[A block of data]
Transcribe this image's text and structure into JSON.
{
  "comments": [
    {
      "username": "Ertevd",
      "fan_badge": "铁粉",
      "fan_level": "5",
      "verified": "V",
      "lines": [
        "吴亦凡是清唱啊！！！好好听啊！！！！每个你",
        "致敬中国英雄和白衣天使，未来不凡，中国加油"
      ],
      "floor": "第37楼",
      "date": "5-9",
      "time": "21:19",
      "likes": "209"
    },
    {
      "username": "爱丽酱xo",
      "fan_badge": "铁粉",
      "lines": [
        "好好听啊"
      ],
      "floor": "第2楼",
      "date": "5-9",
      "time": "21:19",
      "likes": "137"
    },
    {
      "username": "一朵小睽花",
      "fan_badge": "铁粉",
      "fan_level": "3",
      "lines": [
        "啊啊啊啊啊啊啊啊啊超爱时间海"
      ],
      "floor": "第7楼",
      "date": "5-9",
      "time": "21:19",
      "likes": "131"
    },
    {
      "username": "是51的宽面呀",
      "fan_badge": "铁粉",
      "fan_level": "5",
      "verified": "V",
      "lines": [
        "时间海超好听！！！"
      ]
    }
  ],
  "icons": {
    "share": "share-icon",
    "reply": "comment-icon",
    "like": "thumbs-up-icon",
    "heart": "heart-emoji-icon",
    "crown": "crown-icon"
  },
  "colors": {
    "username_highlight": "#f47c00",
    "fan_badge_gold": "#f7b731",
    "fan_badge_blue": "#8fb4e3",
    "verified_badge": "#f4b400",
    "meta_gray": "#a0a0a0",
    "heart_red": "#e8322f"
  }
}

Task to complete:
Go through the listing and copy all of it exactly.

Reply:
Transcribe this image's text and structure into JSON.
{
  "comments": [
    {
      "username": "Ertevd",
      "fan_badge": "铁粉",
      "fan_level": "5",
      "verified": "V",
      "lines": [
        "吴亦凡是清唱啊！！！好好听啊！！！！每个你",
        "致敬中国英雄和白衣天使，未来不凡，中国加油"
      ],
      "floor": "第37楼",
      "date": "5-9",
      "time": "21:19",
      "likes": "209"
    },
    {
      "username": "爱丽酱xo",
      "fan_badge": "铁粉",
      "lines": [
        "好好听啊"
      ],
      "floor": "第2楼",
      "date": "5-9",
      "time": "21:19",
      "likes": "137"
    },
    {
      "username": "一朵小睽花",
      "fan_badge": "铁粉",
      "fan_level": "3",
      "lines": [
        "啊啊啊啊啊啊啊啊啊超爱时间海"
      ],
      "floor": "第7楼",
      "date": "5-9",
      "time": "21:19",
      "likes": "131"
    },
    {
      "username": "是51的宽面呀",
      "fan_badge": "铁粉",
      "fan_level": "5",
      "verified": "V",
      "lines": [
        "时间海超好听！！！"
      ]
    }
  ],
  "icons": {
    "share": "share-icon",
    "reply": "comment-icon",
    "like": "thumbs-up-icon",
    "heart": "heart-emoji-icon",
    "crown": "crown-icon"
  },
  "colors": {
    "username_highlight": "#f47c00",
    "fan_badge_gold": "#f7b731",
    "fan_badge_blue": "#8fb4e3",
    "verified_badge": "#f4b400",
    "meta_gray": "#a0a0a0",
    "heart_red": "#e8322f"
  }
}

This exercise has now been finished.